═════ RECORDED INFORMATION
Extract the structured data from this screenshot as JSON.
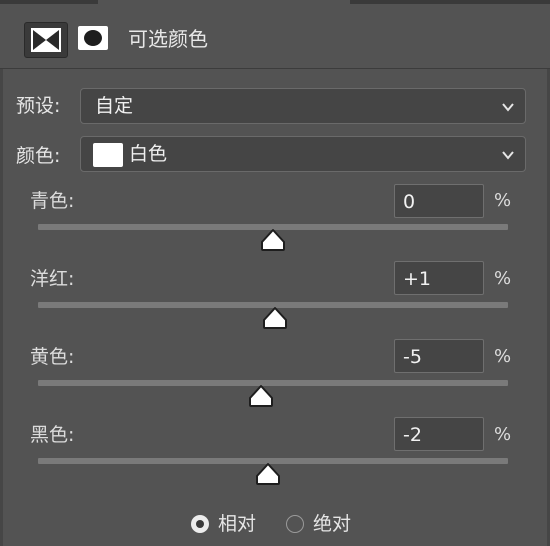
{
  "header": {
    "title": "可选颜色",
    "adjustment_icon": "selective-color-icon",
    "mask_icon": "layer-mask-icon"
  },
  "preset": {
    "label": "预设:",
    "value": "自定"
  },
  "colors": {
    "label": "颜色:",
    "value": "白色",
    "swatch_color": "#ffffff"
  },
  "sliders": [
    {
      "label": "青色:",
      "value": "0",
      "unit": "%",
      "level": 0
    },
    {
      "label": "洋红:",
      "value": "+1",
      "unit": "%",
      "level": 1
    },
    {
      "label": "黄色:",
      "value": "-5",
      "unit": "%",
      "level": -5
    },
    {
      "label": "黑色:",
      "value": "-2",
      "unit": "%",
      "level": -2
    }
  ],
  "method": {
    "options": [
      {
        "label": "相对",
        "checked": true
      },
      {
        "label": "绝对",
        "checked": false
      }
    ]
  }
}
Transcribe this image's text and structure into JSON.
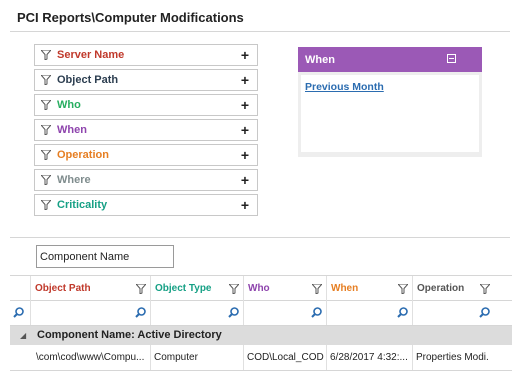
{
  "title": "PCI Reports\\Computer Modifications",
  "filters": [
    {
      "label": "Server Name",
      "color": "#c0392b"
    },
    {
      "label": "Object Path",
      "color": "#2c3e50"
    },
    {
      "label": "Who",
      "color": "#27ae60"
    },
    {
      "label": "When",
      "color": "#8e44ad"
    },
    {
      "label": "Operation",
      "color": "#e67e22"
    },
    {
      "label": "Where",
      "color": "#7f8c8d"
    },
    {
      "label": "Criticality",
      "color": "#16a085"
    }
  ],
  "when_panel": {
    "header": "When",
    "link": "Previous Month",
    "header_color": "#9b59b6"
  },
  "group_by_input": {
    "value": "Component Name"
  },
  "grid": {
    "columns": [
      {
        "label": "Object Path",
        "color": "#c0392b"
      },
      {
        "label": "Object Type",
        "color": "#16a085"
      },
      {
        "label": "Who",
        "color": "#8e44ad"
      },
      {
        "label": "When",
        "color": "#e67e22"
      },
      {
        "label": "Operation",
        "color": "#555555"
      }
    ],
    "group_label": "Component Name: Active Directory",
    "rows": [
      {
        "cells": [
          "\\com\\cod\\www\\Compu...",
          "Computer",
          "COD\\Local_COD",
          "6/28/2017 4:32:...",
          "Properties Modi."
        ]
      }
    ]
  }
}
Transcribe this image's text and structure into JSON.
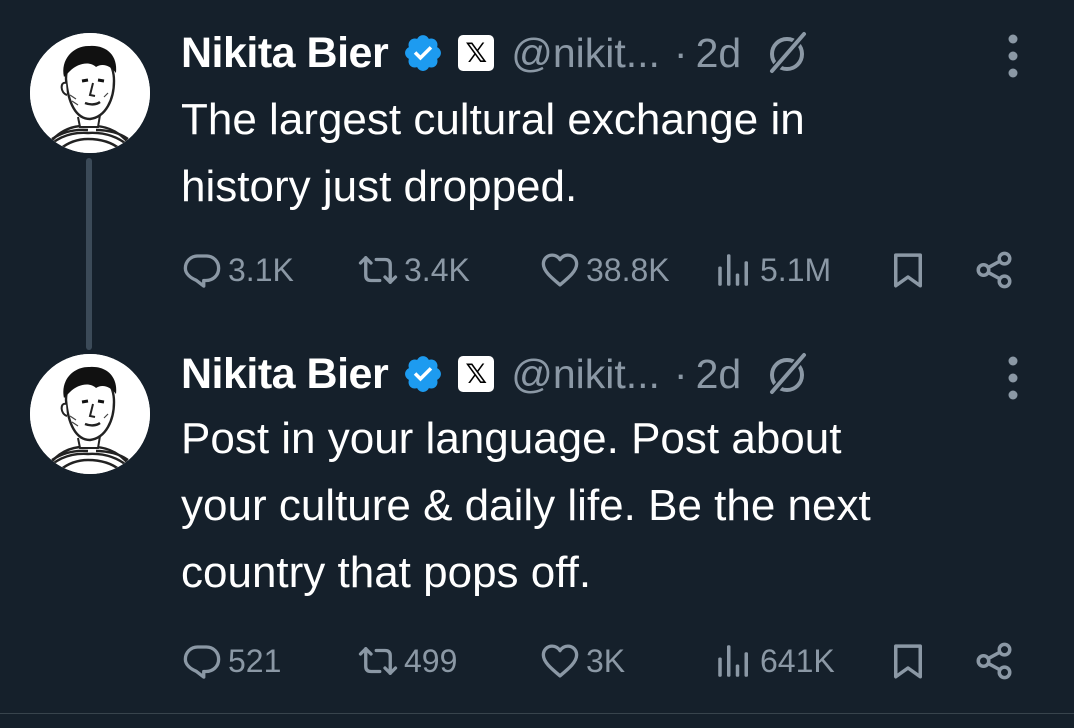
{
  "tweets": [
    {
      "author": {
        "display_name": "Nikita Bier",
        "handle": "@nikit...",
        "verified": true,
        "affiliation_badge": "𝕏"
      },
      "separator": "·",
      "time": "2d",
      "text": "The largest cultural exchange in\nhistory just dropped.",
      "actions": {
        "replies": "3.1K",
        "reposts": "3.4K",
        "likes": "38.8K",
        "views": "5.1M"
      }
    },
    {
      "author": {
        "display_name": "Nikita Bier",
        "handle": "@nikit...",
        "verified": true,
        "affiliation_badge": "𝕏"
      },
      "separator": "·",
      "time": "2d",
      "text": "Post in your language. Post about\nyour culture & daily life. Be the next\ncountry that pops off.",
      "actions": {
        "replies": "521",
        "reposts": "499",
        "likes": "3K",
        "views": "641K"
      }
    }
  ],
  "icons": {
    "reply": "reply-icon",
    "repost": "repost-icon",
    "like": "heart-icon",
    "views": "views-icon",
    "bookmark": "bookmark-icon",
    "share": "share-icon",
    "grok": "grok-icon",
    "more": "more-icon",
    "verified": "verified-badge-icon"
  },
  "colors": {
    "background": "#15202b",
    "text": "#ffffff",
    "secondary": "#8b98a5",
    "verified": "#1d9bf0",
    "thread_line": "#3b4a58"
  }
}
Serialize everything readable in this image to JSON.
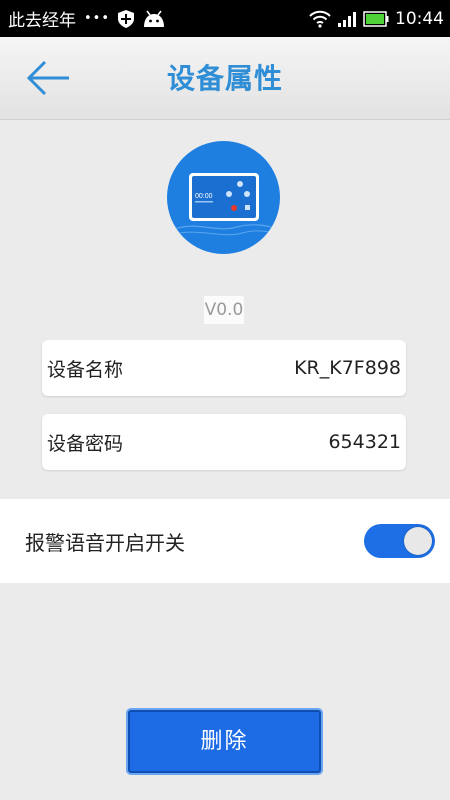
{
  "status_bar": {
    "left_text": "此去经年",
    "dots": "•••",
    "time": "10:44"
  },
  "header": {
    "title": "设备属性"
  },
  "device": {
    "version": "V0.0"
  },
  "info": {
    "name_label": "设备名称",
    "name_value": "KR_K7F898",
    "pwd_label": "设备密码",
    "pwd_value": "654321"
  },
  "alarm_voice": {
    "label": "报警语音开启开关",
    "enabled": true
  },
  "actions": {
    "delete_label": "删除"
  },
  "colors": {
    "accent": "#2f8ed6",
    "button": "#1d6ce6",
    "switch_on": "#1e6fe6"
  }
}
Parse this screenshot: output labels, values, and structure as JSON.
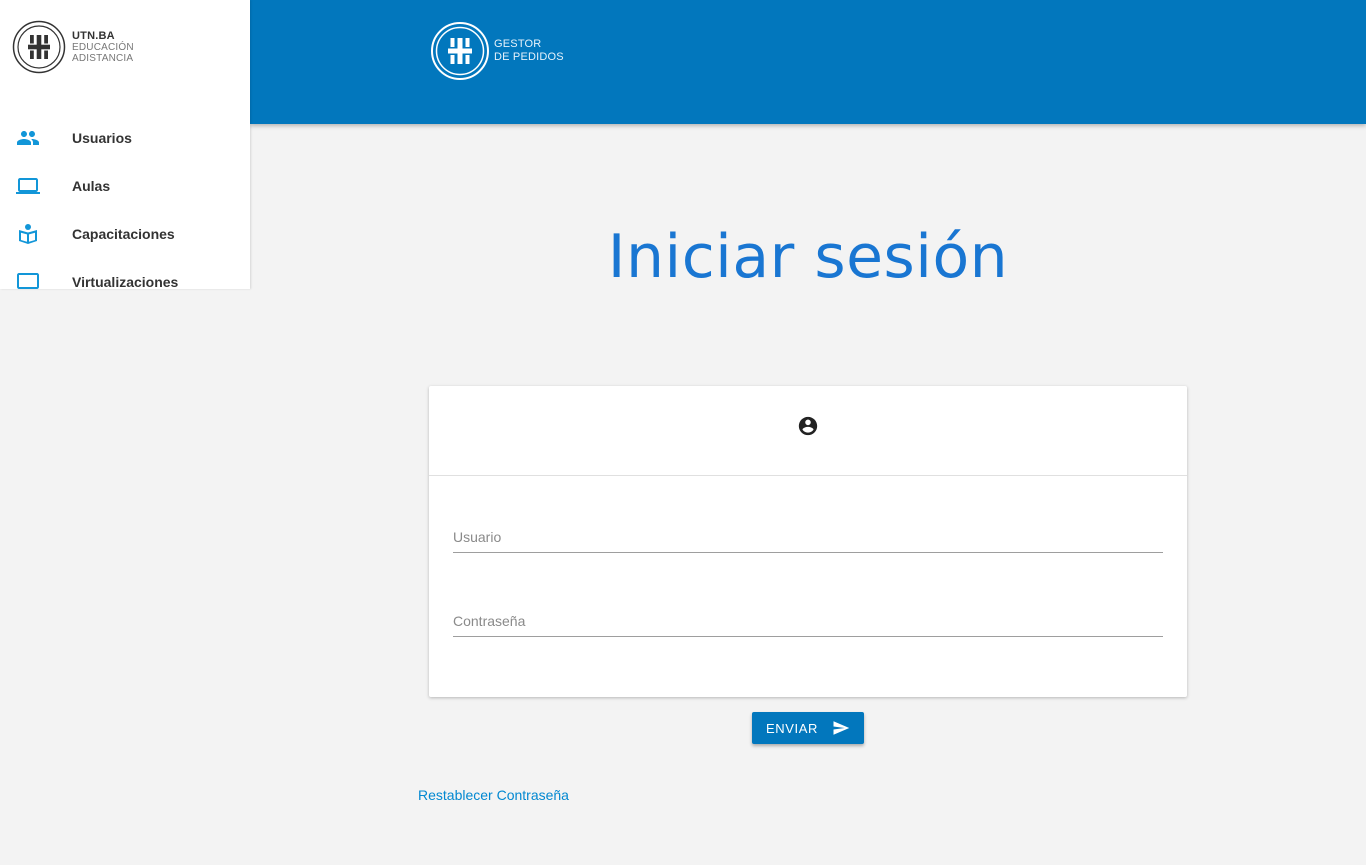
══════════
[GOAL OF THE EXERCISE] Pull out each line containing the word "Object" and copy it.

[FINISHED EXERCISE]
      "label": "Object Path",
        "label": "Object Path",
        "label": "Object Type",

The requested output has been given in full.